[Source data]
=-=-=

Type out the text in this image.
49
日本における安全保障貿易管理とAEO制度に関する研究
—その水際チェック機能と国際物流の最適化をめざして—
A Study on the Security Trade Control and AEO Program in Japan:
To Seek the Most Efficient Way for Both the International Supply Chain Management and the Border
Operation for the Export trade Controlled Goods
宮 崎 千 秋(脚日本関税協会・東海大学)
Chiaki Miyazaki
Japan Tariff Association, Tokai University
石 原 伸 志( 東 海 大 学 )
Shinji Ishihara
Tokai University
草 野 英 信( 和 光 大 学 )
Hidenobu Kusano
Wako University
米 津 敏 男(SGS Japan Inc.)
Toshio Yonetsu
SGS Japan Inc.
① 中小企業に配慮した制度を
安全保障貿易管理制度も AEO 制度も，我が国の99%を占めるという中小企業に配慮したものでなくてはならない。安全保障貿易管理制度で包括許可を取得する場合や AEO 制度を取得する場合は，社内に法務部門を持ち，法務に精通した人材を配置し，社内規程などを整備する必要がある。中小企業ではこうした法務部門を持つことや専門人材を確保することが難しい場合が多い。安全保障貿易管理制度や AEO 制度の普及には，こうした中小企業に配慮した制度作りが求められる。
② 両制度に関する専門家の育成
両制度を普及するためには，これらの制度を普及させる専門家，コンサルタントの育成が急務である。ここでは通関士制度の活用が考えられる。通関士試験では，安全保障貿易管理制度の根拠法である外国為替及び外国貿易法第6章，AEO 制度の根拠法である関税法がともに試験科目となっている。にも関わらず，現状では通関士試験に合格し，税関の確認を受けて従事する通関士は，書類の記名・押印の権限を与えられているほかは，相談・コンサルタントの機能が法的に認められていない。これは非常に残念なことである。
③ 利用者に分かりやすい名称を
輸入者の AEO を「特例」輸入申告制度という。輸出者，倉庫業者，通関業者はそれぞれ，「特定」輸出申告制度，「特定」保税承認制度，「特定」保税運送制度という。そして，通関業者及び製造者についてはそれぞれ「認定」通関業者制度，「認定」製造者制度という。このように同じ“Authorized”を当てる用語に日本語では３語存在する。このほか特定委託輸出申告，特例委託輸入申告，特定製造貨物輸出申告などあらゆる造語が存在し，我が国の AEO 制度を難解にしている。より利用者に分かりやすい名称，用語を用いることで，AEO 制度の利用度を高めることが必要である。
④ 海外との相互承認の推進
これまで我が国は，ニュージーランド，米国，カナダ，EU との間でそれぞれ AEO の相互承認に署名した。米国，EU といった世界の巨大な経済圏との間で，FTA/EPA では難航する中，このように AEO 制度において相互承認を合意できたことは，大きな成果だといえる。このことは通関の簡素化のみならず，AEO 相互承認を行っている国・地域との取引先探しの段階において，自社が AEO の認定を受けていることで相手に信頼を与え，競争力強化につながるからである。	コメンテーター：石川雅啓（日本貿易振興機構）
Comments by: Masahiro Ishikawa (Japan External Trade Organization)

=-=-=

Short task:
Find each line that has the word "Japan", then copy it out.

Answer to this task:
A Study on the Security Trade Control and AEO Program in Japan:
Japan Tariff Association, Tokai University
米 津 敏 男(SGS Japan Inc.)
SGS Japan Inc.
Comments by: Masahiro Ishikawa (Japan External Trade Organization)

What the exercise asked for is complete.